**Assignment**
Give the entries again, word for word.

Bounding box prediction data
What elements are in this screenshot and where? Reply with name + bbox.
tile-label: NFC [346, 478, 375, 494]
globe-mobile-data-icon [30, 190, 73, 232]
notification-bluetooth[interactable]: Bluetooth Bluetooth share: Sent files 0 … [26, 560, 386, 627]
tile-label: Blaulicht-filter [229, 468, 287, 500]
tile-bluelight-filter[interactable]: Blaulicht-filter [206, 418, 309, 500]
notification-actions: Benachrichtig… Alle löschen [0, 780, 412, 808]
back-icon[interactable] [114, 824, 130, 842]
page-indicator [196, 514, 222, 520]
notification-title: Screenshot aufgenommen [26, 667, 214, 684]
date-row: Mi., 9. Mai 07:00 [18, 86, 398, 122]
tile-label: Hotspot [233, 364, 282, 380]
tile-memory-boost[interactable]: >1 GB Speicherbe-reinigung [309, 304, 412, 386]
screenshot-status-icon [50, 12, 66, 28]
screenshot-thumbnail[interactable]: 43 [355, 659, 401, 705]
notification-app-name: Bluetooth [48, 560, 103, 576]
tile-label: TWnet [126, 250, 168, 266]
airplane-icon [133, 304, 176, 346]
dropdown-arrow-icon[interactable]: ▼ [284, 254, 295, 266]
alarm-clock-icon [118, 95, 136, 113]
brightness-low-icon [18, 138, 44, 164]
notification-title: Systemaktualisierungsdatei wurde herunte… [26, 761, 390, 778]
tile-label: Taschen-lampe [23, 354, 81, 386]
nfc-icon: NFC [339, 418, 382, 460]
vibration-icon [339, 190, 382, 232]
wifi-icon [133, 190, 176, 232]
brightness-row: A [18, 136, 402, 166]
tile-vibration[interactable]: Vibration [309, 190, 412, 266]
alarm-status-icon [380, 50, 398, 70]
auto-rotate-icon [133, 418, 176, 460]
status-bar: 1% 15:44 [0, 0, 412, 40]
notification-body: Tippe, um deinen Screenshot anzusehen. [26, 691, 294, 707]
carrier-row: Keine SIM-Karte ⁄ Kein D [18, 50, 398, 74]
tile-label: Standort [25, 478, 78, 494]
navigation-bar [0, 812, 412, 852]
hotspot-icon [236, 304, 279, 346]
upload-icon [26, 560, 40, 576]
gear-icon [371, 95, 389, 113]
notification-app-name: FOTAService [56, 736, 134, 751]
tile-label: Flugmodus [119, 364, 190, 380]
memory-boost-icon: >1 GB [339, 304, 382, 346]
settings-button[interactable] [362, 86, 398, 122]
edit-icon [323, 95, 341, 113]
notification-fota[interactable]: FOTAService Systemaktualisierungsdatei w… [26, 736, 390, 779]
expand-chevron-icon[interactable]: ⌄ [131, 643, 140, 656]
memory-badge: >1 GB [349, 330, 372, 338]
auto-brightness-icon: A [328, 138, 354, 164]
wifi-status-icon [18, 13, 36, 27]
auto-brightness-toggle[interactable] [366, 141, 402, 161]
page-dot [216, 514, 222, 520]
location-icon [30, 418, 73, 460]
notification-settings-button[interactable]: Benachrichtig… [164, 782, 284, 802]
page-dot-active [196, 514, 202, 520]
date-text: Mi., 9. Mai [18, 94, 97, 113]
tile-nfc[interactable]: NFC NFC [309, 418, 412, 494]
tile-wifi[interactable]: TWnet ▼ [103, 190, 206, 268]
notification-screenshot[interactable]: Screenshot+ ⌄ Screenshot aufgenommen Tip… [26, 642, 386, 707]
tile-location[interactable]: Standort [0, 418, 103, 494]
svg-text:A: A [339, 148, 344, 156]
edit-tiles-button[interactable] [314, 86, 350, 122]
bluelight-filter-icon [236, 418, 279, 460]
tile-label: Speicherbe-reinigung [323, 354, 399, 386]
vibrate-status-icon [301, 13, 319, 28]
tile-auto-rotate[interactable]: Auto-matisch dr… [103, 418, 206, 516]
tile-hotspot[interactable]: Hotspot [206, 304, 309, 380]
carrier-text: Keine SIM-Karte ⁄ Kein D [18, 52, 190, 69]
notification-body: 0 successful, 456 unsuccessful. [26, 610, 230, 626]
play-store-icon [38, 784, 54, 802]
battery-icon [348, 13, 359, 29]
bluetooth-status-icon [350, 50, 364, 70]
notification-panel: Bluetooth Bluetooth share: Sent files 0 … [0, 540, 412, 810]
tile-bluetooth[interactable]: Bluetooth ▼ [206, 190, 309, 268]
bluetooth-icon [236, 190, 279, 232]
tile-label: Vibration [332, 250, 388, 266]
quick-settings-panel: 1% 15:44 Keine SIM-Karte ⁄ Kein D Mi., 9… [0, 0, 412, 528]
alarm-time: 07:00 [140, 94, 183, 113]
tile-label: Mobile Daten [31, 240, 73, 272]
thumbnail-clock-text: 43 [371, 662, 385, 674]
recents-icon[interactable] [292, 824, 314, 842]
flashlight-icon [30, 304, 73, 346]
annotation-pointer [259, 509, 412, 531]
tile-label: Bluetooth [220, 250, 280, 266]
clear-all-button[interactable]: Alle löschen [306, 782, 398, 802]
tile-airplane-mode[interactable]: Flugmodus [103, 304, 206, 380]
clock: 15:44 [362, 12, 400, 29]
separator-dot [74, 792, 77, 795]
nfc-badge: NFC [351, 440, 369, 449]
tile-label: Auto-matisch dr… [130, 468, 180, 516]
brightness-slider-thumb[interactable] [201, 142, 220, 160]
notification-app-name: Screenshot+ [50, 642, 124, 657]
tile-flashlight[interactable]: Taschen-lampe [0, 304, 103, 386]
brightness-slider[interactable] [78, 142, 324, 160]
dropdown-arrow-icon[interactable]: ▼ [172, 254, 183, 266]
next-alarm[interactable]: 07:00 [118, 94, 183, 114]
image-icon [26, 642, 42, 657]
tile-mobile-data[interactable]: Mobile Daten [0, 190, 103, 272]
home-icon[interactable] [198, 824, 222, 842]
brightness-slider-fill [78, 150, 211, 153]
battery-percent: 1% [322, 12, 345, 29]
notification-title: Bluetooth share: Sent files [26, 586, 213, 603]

**Response to this exercise**
What elements are in this screenshot and where? Reply with name + bbox.
tile-label: NFC [346, 478, 375, 494]
globe-mobile-data-icon [30, 190, 73, 232]
notification-bluetooth[interactable]: Bluetooth Bluetooth share: Sent files 0 … [26, 560, 386, 627]
tile-label: Blaulicht-filter [229, 468, 287, 500]
tile-bluelight-filter[interactable]: Blaulicht-filter [206, 418, 309, 500]
notification-actions: Benachrichtig… Alle löschen [0, 780, 412, 808]
back-icon[interactable] [114, 824, 130, 842]
page-indicator [196, 514, 222, 520]
notification-title: Screenshot aufgenommen [26, 667, 214, 684]
date-row: Mi., 9. Mai 07:00 [18, 86, 398, 122]
tile-label: Hotspot [233, 364, 282, 380]
tile-memory-boost[interactable]: >1 GB Speicherbe-reinigung [309, 304, 412, 386]
screenshot-status-icon [50, 12, 66, 28]
screenshot-thumbnail[interactable]: 43 [355, 659, 401, 705]
notification-app-name: Bluetooth [48, 560, 103, 576]
tile-label: TWnet [126, 250, 168, 266]
airplane-icon [133, 304, 176, 346]
dropdown-arrow-icon[interactable]: ▼ [284, 254, 295, 266]
alarm-clock-icon [118, 95, 136, 113]
brightness-low-icon [18, 138, 44, 164]
notification-title: Systemaktualisierungsdatei wurde herunte… [26, 761, 390, 778]
tile-label: Taschen-lampe [23, 354, 81, 386]
nfc-icon: NFC [339, 418, 382, 460]
vibration-icon [339, 190, 382, 232]
wifi-icon [133, 190, 176, 232]
brightness-row: A [18, 136, 402, 166]
tile-vibration[interactable]: Vibration [309, 190, 412, 266]
alarm-status-icon [380, 50, 398, 70]
auto-rotate-icon [133, 418, 176, 460]
status-bar: 1% 15:44 [0, 0, 412, 40]
notification-body: Tippe, um deinen Screenshot anzusehen. [26, 691, 294, 707]
carrier-row: Keine SIM-Karte ⁄ Kein D [18, 50, 398, 74]
tile-label: Standort [25, 478, 78, 494]
navigation-bar [0, 812, 412, 852]
hotspot-icon [236, 304, 279, 346]
upload-icon [26, 560, 40, 576]
gear-icon [371, 95, 389, 113]
notification-app-name: FOTAService [56, 736, 134, 751]
tile-label: Flugmodus [119, 364, 190, 380]
memory-boost-icon: >1 GB [339, 304, 382, 346]
settings-button[interactable] [362, 86, 398, 122]
edit-icon [323, 95, 341, 113]
notification-fota[interactable]: FOTAService Systemaktualisierungsdatei w… [26, 736, 390, 779]
expand-chevron-icon[interactable]: ⌄ [131, 643, 140, 656]
memory-badge: >1 GB [349, 330, 372, 338]
auto-brightness-icon: A [328, 138, 354, 164]
wifi-status-icon [18, 13, 36, 27]
auto-brightness-toggle[interactable] [366, 141, 402, 161]
page-dot [216, 514, 222, 520]
location-icon [30, 418, 73, 460]
notification-settings-button[interactable]: Benachrichtig… [164, 782, 284, 802]
page-dot-active [196, 514, 202, 520]
date-text: Mi., 9. Mai [18, 94, 97, 113]
tile-nfc[interactable]: NFC NFC [309, 418, 412, 494]
tile-wifi[interactable]: TWnet ▼ [103, 190, 206, 268]
notification-screenshot[interactable]: Screenshot+ ⌄ Screenshot aufgenommen Tip… [26, 642, 386, 707]
tile-location[interactable]: Standort [0, 418, 103, 494]
svg-text:A: A [339, 148, 344, 156]
edit-tiles-button[interactable] [314, 86, 350, 122]
bluelight-filter-icon [236, 418, 279, 460]
tile-label: Speicherbe-reinigung [323, 354, 399, 386]
vibrate-status-icon [301, 13, 319, 28]
tile-auto-rotate[interactable]: Auto-matisch dr… [103, 418, 206, 516]
tile-hotspot[interactable]: Hotspot [206, 304, 309, 380]
carrier-text: Keine SIM-Karte ⁄ Kein D [18, 52, 190, 69]
notification-body: 0 successful, 456 unsuccessful. [26, 610, 230, 626]
play-store-icon [38, 784, 54, 802]
battery-icon [348, 13, 359, 29]
bluetooth-status-icon [350, 50, 364, 70]
notification-panel: Bluetooth Bluetooth share: Sent files 0 … [0, 540, 412, 810]
tile-bluetooth[interactable]: Bluetooth ▼ [206, 190, 309, 268]
bluetooth-icon [236, 190, 279, 232]
tile-label: Vibration [332, 250, 388, 266]
quick-settings-panel: 1% 15:44 Keine SIM-Karte ⁄ Kein D Mi., 9… [0, 0, 412, 528]
alarm-time: 07:00 [140, 94, 183, 113]
tile-label: Mobile Daten [31, 240, 73, 272]
thumbnail-clock-text: 43 [371, 662, 385, 674]
recents-icon[interactable] [292, 824, 314, 842]
flashlight-icon [30, 304, 73, 346]
annotation-pointer [259, 509, 412, 531]
tile-label: Bluetooth [220, 250, 280, 266]
clear-all-button[interactable]: Alle löschen [306, 782, 398, 802]
tile-airplane-mode[interactable]: Flugmodus [103, 304, 206, 380]
clock: 15:44 [362, 12, 400, 29]
separator-dot [74, 792, 77, 795]
nfc-badge: NFC [351, 440, 369, 449]
tile-label: Auto-matisch dr… [130, 468, 180, 516]
brightness-slider-thumb[interactable] [201, 142, 220, 160]
notification-app-name: Screenshot+ [50, 642, 124, 657]
tile-flashlight[interactable]: Taschen-lampe [0, 304, 103, 386]
brightness-slider[interactable] [78, 142, 324, 160]
dropdown-arrow-icon[interactable]: ▼ [172, 254, 183, 266]
next-alarm[interactable]: 07:00 [118, 94, 183, 114]
image-icon [26, 642, 42, 657]
tile-mobile-data[interactable]: Mobile Daten [0, 190, 103, 272]
home-icon[interactable] [198, 824, 222, 842]
brightness-slider-fill [78, 150, 211, 153]
battery-percent: 1% [322, 12, 345, 29]
notification-title: Bluetooth share: Sent files [26, 586, 213, 603]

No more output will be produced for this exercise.